## AIM OF THE EXERCISE:
The records below hold pictures; please leave those out and retype the rest exactly.

— START DATASET —

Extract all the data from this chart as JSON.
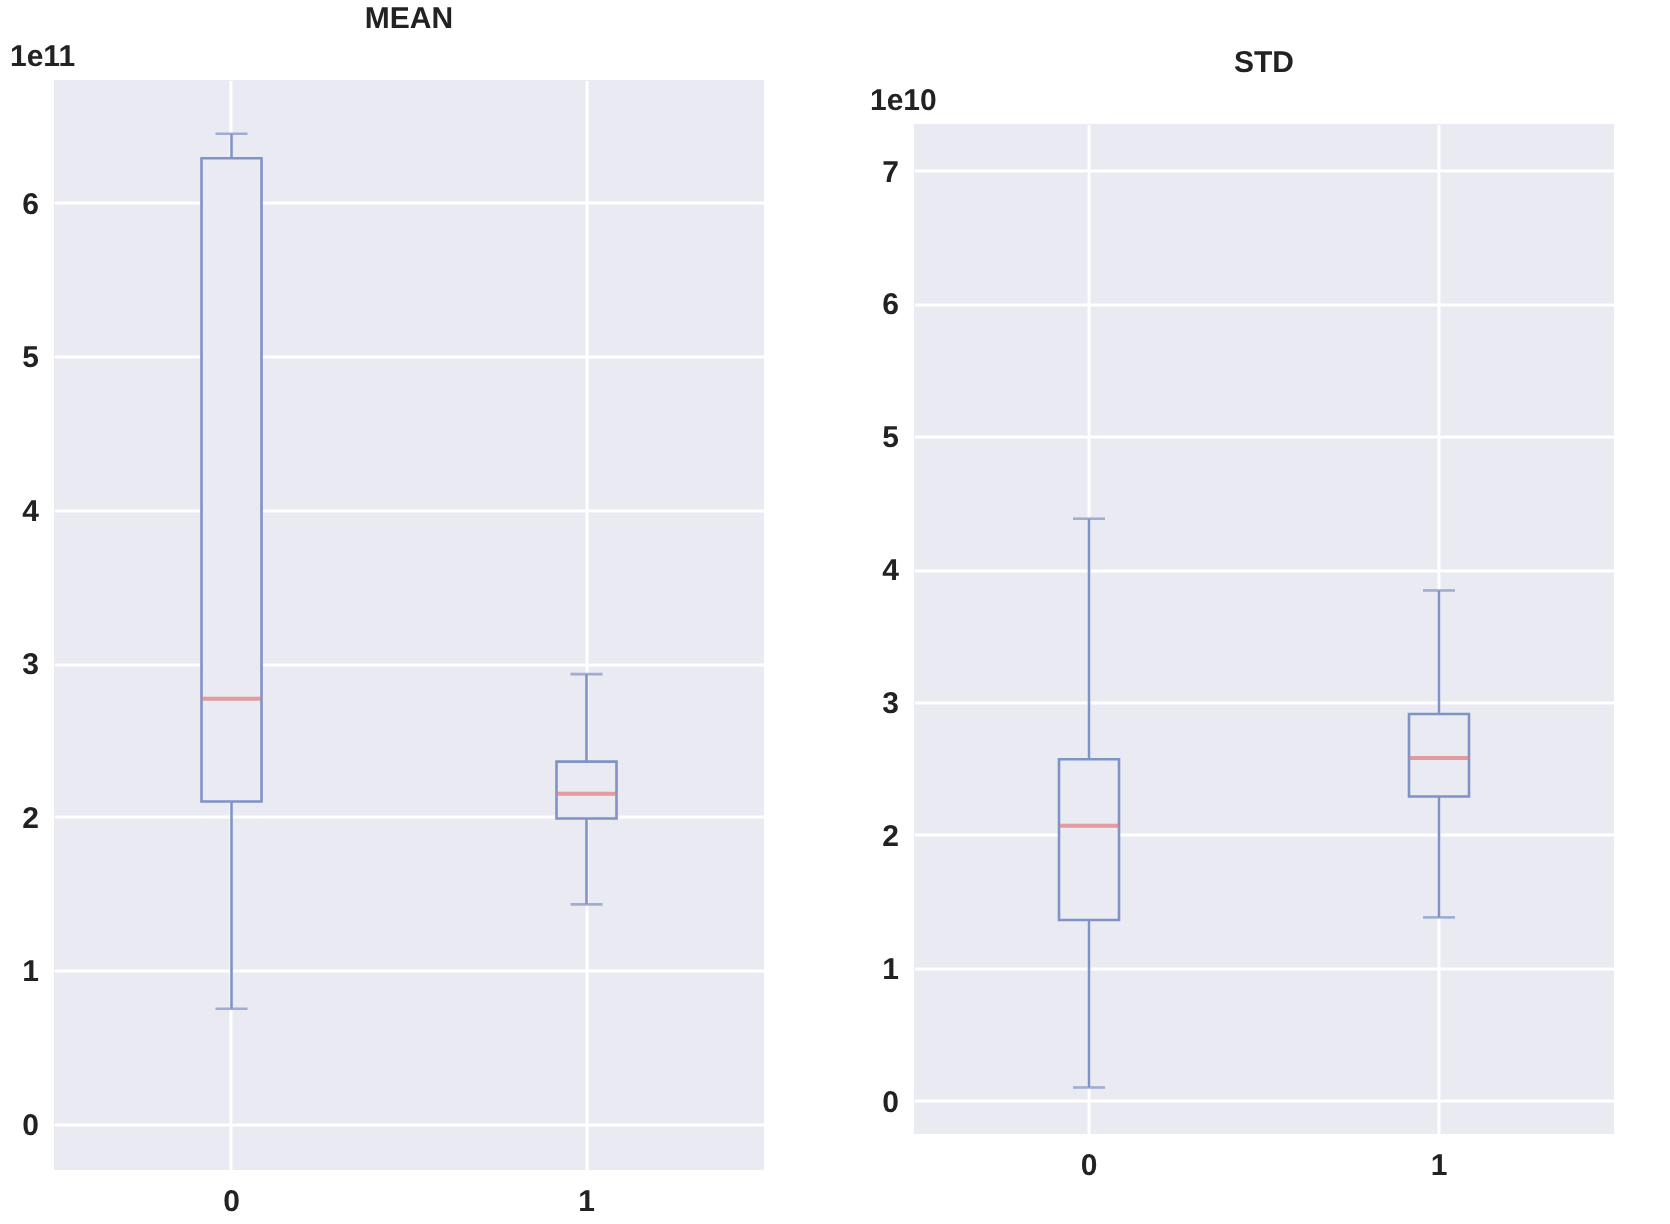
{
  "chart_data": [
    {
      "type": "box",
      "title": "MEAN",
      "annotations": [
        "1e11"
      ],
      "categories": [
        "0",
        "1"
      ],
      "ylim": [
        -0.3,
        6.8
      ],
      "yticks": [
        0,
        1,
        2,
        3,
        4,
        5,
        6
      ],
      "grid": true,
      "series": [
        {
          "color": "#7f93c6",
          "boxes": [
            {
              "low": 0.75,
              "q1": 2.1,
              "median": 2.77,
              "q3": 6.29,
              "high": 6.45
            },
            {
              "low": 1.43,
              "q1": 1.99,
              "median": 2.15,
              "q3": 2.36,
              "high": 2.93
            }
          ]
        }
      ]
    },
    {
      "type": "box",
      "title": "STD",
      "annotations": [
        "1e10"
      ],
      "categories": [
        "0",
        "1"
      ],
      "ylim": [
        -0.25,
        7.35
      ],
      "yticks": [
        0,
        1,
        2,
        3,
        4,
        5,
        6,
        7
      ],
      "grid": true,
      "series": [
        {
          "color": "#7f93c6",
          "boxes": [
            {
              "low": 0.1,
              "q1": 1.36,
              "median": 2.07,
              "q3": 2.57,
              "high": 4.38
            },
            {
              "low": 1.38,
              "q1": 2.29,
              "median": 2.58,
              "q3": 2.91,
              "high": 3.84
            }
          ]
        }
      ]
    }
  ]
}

— END DATASET —

## RESULT FOR THIS TASK:
Extract all the data from this chart as JSON.
{
  "chart_data": [
    {
      "type": "box",
      "title": "MEAN",
      "annotations": [
        "1e11"
      ],
      "categories": [
        "0",
        "1"
      ],
      "ylim": [
        -0.3,
        6.8
      ],
      "yticks": [
        0,
        1,
        2,
        3,
        4,
        5,
        6
      ],
      "grid": true,
      "series": [
        {
          "color": "#7f93c6",
          "boxes": [
            {
              "low": 0.75,
              "q1": 2.1,
              "median": 2.77,
              "q3": 6.29,
              "high": 6.45
            },
            {
              "low": 1.43,
              "q1": 1.99,
              "median": 2.15,
              "q3": 2.36,
              "high": 2.93
            }
          ]
        }
      ]
    },
    {
      "type": "box",
      "title": "STD",
      "annotations": [
        "1e10"
      ],
      "categories": [
        "0",
        "1"
      ],
      "ylim": [
        -0.25,
        7.35
      ],
      "yticks": [
        0,
        1,
        2,
        3,
        4,
        5,
        6,
        7
      ],
      "grid": true,
      "series": [
        {
          "color": "#7f93c6",
          "boxes": [
            {
              "low": 0.1,
              "q1": 1.36,
              "median": 2.07,
              "q3": 2.57,
              "high": 4.38
            },
            {
              "low": 1.38,
              "q1": 2.29,
              "median": 2.58,
              "q3": 2.91,
              "high": 3.84
            }
          ]
        }
      ]
    }
  ]
}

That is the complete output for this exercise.